:: Data excerpts ::

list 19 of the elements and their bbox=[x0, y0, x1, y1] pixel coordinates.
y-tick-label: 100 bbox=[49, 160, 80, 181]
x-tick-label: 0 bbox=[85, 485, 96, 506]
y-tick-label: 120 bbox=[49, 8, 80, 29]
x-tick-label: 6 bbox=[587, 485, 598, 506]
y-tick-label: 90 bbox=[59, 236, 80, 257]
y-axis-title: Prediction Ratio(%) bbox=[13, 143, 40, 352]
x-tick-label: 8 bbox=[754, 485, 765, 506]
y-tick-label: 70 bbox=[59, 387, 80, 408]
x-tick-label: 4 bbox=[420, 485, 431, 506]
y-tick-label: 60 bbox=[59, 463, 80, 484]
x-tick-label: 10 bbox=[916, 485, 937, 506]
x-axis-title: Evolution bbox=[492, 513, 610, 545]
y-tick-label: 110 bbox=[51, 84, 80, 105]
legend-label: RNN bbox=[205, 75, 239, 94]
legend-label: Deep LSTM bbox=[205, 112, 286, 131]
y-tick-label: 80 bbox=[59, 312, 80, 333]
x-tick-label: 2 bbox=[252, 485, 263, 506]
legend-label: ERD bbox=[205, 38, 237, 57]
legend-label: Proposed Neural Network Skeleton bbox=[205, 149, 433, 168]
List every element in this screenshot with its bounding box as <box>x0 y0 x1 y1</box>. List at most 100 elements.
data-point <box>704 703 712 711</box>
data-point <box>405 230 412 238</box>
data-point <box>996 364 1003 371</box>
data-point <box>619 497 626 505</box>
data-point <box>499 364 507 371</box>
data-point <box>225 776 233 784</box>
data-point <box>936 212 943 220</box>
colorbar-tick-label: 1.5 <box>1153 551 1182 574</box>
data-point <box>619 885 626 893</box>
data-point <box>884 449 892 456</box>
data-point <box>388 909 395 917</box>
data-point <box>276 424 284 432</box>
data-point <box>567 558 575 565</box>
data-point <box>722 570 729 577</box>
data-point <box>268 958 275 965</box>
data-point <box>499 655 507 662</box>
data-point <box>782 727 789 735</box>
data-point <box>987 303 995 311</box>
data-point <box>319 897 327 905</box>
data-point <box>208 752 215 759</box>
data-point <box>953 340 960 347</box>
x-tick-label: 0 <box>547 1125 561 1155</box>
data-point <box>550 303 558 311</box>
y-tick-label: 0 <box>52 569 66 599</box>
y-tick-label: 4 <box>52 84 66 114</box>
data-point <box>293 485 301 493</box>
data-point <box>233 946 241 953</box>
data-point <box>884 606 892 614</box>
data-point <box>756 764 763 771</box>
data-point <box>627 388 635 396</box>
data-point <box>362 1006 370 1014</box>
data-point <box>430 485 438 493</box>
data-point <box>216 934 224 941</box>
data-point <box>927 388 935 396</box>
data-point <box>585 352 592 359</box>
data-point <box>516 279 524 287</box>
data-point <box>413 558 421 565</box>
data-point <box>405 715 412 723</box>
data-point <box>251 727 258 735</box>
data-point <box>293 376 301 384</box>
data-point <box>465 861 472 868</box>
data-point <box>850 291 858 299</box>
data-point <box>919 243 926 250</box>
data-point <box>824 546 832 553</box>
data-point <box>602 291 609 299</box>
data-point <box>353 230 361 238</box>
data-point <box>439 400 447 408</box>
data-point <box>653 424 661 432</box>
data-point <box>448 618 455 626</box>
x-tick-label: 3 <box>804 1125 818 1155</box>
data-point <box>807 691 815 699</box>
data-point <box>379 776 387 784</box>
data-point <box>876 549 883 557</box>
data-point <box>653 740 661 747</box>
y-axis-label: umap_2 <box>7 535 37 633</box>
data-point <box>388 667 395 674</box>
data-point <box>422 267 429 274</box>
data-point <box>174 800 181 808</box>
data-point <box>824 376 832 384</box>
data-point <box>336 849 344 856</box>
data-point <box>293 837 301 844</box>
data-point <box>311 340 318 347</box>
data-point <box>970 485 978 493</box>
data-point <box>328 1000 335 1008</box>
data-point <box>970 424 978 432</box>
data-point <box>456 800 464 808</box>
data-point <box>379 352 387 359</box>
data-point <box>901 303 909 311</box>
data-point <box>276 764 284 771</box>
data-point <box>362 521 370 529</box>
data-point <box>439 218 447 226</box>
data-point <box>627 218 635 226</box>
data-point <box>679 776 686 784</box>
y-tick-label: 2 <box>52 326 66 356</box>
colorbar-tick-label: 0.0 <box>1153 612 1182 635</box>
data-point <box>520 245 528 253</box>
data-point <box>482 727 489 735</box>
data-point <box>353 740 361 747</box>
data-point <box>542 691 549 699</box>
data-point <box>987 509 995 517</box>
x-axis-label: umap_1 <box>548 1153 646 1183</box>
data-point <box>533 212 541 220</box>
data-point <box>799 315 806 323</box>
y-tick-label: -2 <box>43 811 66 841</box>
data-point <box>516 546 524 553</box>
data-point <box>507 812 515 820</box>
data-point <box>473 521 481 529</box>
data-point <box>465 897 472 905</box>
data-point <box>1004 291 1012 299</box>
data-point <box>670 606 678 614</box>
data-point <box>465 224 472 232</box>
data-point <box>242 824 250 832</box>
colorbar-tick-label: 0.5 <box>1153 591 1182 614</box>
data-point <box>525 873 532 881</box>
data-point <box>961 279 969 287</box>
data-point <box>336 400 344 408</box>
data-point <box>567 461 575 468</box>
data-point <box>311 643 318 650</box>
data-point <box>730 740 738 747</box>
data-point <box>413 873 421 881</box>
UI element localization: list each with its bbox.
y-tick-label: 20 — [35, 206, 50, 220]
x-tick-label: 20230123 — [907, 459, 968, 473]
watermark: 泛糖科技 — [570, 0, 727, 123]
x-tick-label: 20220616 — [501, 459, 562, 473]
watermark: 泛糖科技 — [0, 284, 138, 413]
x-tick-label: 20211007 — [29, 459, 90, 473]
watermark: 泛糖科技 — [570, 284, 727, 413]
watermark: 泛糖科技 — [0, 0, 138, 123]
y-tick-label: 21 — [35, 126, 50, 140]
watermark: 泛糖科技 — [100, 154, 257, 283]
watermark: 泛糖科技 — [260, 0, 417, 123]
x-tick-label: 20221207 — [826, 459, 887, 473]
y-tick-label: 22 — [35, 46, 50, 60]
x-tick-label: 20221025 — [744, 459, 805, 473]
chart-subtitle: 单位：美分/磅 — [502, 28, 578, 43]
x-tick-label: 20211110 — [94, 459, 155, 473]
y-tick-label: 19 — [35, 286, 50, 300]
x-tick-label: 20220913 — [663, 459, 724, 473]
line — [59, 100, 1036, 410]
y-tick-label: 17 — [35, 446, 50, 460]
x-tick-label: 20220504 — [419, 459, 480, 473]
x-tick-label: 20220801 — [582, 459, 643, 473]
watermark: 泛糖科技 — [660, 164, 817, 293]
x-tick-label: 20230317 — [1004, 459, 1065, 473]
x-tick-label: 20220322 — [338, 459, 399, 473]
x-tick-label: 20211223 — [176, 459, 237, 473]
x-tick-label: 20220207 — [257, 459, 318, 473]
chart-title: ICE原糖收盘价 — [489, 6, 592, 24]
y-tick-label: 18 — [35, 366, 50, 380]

:: Short problem ::
Render every line of the records above as a numbered list, leaving out any blank lines.

:: The solution ::
1. list 19 of the elements and their bbox=[x0, y0, x1, y1] pixel coordinates.
2. y-tick-label: 100 bbox=[49, 160, 80, 181]
3. x-tick-label: 0 bbox=[85, 485, 96, 506]
4. y-tick-label: 120 bbox=[49, 8, 80, 29]
5. x-tick-label: 6 bbox=[587, 485, 598, 506]
6. y-tick-label: 90 bbox=[59, 236, 80, 257]
7. y-axis-title: Prediction Ratio(%) bbox=[13, 143, 40, 352]
8. x-tick-label: 8 bbox=[754, 485, 765, 506]
9. y-tick-label: 70 bbox=[59, 387, 80, 408]
10. x-tick-label: 4 bbox=[420, 485, 431, 506]
11. y-tick-label: 60 bbox=[59, 463, 80, 484]
12. x-tick-label: 10 bbox=[916, 485, 937, 506]
13. x-axis-title: Evolution bbox=[492, 513, 610, 545]
14. y-tick-label: 110 bbox=[51, 84, 80, 105]
15. legend-label: RNN bbox=[205, 75, 239, 94]
16. legend-label: Deep LSTM bbox=[205, 112, 286, 131]
17. y-tick-label: 80 bbox=[59, 312, 80, 333]
18. x-tick-label: 2 bbox=[252, 485, 263, 506]
19. legend-label: ERD bbox=[205, 38, 237, 57]
20. legend-label: Proposed Neural Network Skeleton bbox=[205, 149, 433, 168]
21. List every element in this screenshot with its bounding box as <box>x0 y0 x1 y1</box>. List at most 100 elements.
22. data-point <box>704 703 712 711</box>
23. data-point <box>405 230 412 238</box>
24. data-point <box>996 364 1003 371</box>
25. data-point <box>619 497 626 505</box>
26. data-point <box>499 364 507 371</box>
27. data-point <box>225 776 233 784</box>
28. data-point <box>936 212 943 220</box>
29. colorbar-tick-label: 1.5 <box>1153 551 1182 574</box>
30. data-point <box>619 885 626 893</box>
31. data-point <box>884 449 892 456</box>
32. data-point <box>388 909 395 917</box>
33. data-point <box>276 424 284 432</box>
34. data-point <box>567 558 575 565</box>
35. data-point <box>722 570 729 577</box>
36. data-point <box>268 958 275 965</box>
37. data-point <box>499 655 507 662</box>
38. data-point <box>782 727 789 735</box>
39. data-point <box>987 303 995 311</box>
40. data-point <box>319 897 327 905</box>
41. data-point <box>208 752 215 759</box>
42. data-point <box>953 340 960 347</box>
43. x-tick-label: 0 <box>547 1125 561 1155</box>
44. data-point <box>550 303 558 311</box>
45. y-tick-label: 0 <box>52 569 66 599</box>
46. y-tick-label: 4 <box>52 84 66 114</box>
47. data-point <box>293 485 301 493</box>
48. data-point <box>233 946 241 953</box>
49. data-point <box>884 606 892 614</box>
50. data-point <box>756 764 763 771</box>
51. data-point <box>627 388 635 396</box>
52. data-point <box>362 1006 370 1014</box>
53. data-point <box>430 485 438 493</box>
54. data-point <box>216 934 224 941</box>
55. data-point <box>927 388 935 396</box>
56. data-point <box>585 352 592 359</box>
57. data-point <box>516 279 524 287</box>
58. data-point <box>413 558 421 565</box>
59. data-point <box>405 715 412 723</box>
60. data-point <box>251 727 258 735</box>
61. data-point <box>293 376 301 384</box>
62. data-point <box>465 861 472 868</box>
63. data-point <box>850 291 858 299</box>
64. data-point <box>919 243 926 250</box>
65. data-point <box>824 546 832 553</box>
66. data-point <box>602 291 609 299</box>
67. data-point <box>353 230 361 238</box>
68. data-point <box>439 400 447 408</box>
69. data-point <box>653 424 661 432</box>
70. data-point <box>448 618 455 626</box>
71. x-tick-label: 3 <box>804 1125 818 1155</box>
72. data-point <box>807 691 815 699</box>
73. data-point <box>379 776 387 784</box>
74. data-point <box>876 549 883 557</box>
75. data-point <box>653 740 661 747</box>
76. y-axis-label: umap_2 <box>7 535 37 633</box>
77. data-point <box>388 667 395 674</box>
78. data-point <box>422 267 429 274</box>
79. data-point <box>174 800 181 808</box>
80. data-point <box>824 376 832 384</box>
81. data-point <box>336 849 344 856</box>
82. data-point <box>293 837 301 844</box>
83. data-point <box>311 340 318 347</box>
84. data-point <box>970 485 978 493</box>
85. data-point <box>328 1000 335 1008</box>
86. data-point <box>970 424 978 432</box>
87. data-point <box>456 800 464 808</box>
88. data-point <box>379 352 387 359</box>
89. data-point <box>901 303 909 311</box>
90. data-point <box>276 764 284 771</box>
91. data-point <box>362 521 370 529</box>
92. data-point <box>439 218 447 226</box>
93. data-point <box>627 218 635 226</box>
94. data-point <box>679 776 686 784</box>
95. y-tick-label: 2 <box>52 326 66 356</box>
96. colorbar-tick-label: 0.0 <box>1153 612 1182 635</box>
97. data-point <box>520 245 528 253</box>
98. data-point <box>482 727 489 735</box>
99. data-point <box>353 740 361 747</box>
100. data-point <box>542 691 549 699</box>
101. data-point <box>987 509 995 517</box>
102. x-axis-label: umap_1 <box>548 1153 646 1183</box>
103. data-point <box>533 212 541 220</box>
104. data-point <box>799 315 806 323</box>
105. y-tick-label: -2 <box>43 811 66 841</box>
106. data-point <box>516 546 524 553</box>
107. data-point <box>507 812 515 820</box>
108. data-point <box>473 521 481 529</box>
109. data-point <box>465 897 472 905</box>
110. data-point <box>1004 291 1012 299</box>
111. data-point <box>670 606 678 614</box>
112. data-point <box>465 224 472 232</box>
113. data-point <box>242 824 250 832</box>
114. colorbar-tick-label: 0.5 <box>1153 591 1182 614</box>
115. data-point <box>525 873 532 881</box>
116. data-point <box>961 279 969 287</box>
117. data-point <box>336 400 344 408</box>
118. data-point <box>567 461 575 468</box>
119. data-point <box>311 643 318 650</box>
120. data-point <box>730 740 738 747</box>
121. data-point <box>413 873 421 881</box>
122. UI element localization: list each with its bbox.
123. y-tick-label: 20 — [35, 206, 50, 220]
124. x-tick-label: 20230123 — [907, 459, 968, 473]
125. watermark: 泛糖科技 — [570, 0, 727, 123]
126. x-tick-label: 20220616 — [501, 459, 562, 473]
127. watermark: 泛糖科技 — [0, 284, 138, 413]
128. x-tick-label: 20211007 — [29, 459, 90, 473]
129. watermark: 泛糖科技 — [570, 284, 727, 413]
130. watermark: 泛糖科技 — [0, 0, 138, 123]
131. y-tick-label: 21 — [35, 126, 50, 140]
132. watermark: 泛糖科技 — [100, 154, 257, 283]
133. watermark: 泛糖科技 — [260, 0, 417, 123]
134. x-tick-label: 20221207 — [826, 459, 887, 473]
135. y-tick-label: 22 — [35, 46, 50, 60]
136. x-tick-label: 20221025 — [744, 459, 805, 473]
137. chart-subtitle: 单位：美分/磅 — [502, 28, 578, 43]
138. x-tick-label: 20211110 — [94, 459, 155, 473]
139. y-tick-label: 19 — [35, 286, 50, 300]
140. x-tick-label: 20220913 — [663, 459, 724, 473]
141. line — [59, 100, 1036, 410]
142. y-tick-label: 17 — [35, 446, 50, 460]
143. x-tick-label: 20220504 — [419, 459, 480, 473]
144. x-tick-label: 20220801 — [582, 459, 643, 473]
145. watermark: 泛糖科技 — [660, 164, 817, 293]
146. x-tick-label: 20230317 — [1004, 459, 1065, 473]
147. x-tick-label: 20220322 — [338, 459, 399, 473]
148. x-tick-label: 20211223 — [176, 459, 237, 473]
149. x-tick-label: 20220207 — [257, 459, 318, 473]
150. chart-title: ICE原糖收盘价 — [489, 6, 592, 24]
151. y-tick-label: 18 — [35, 366, 50, 380]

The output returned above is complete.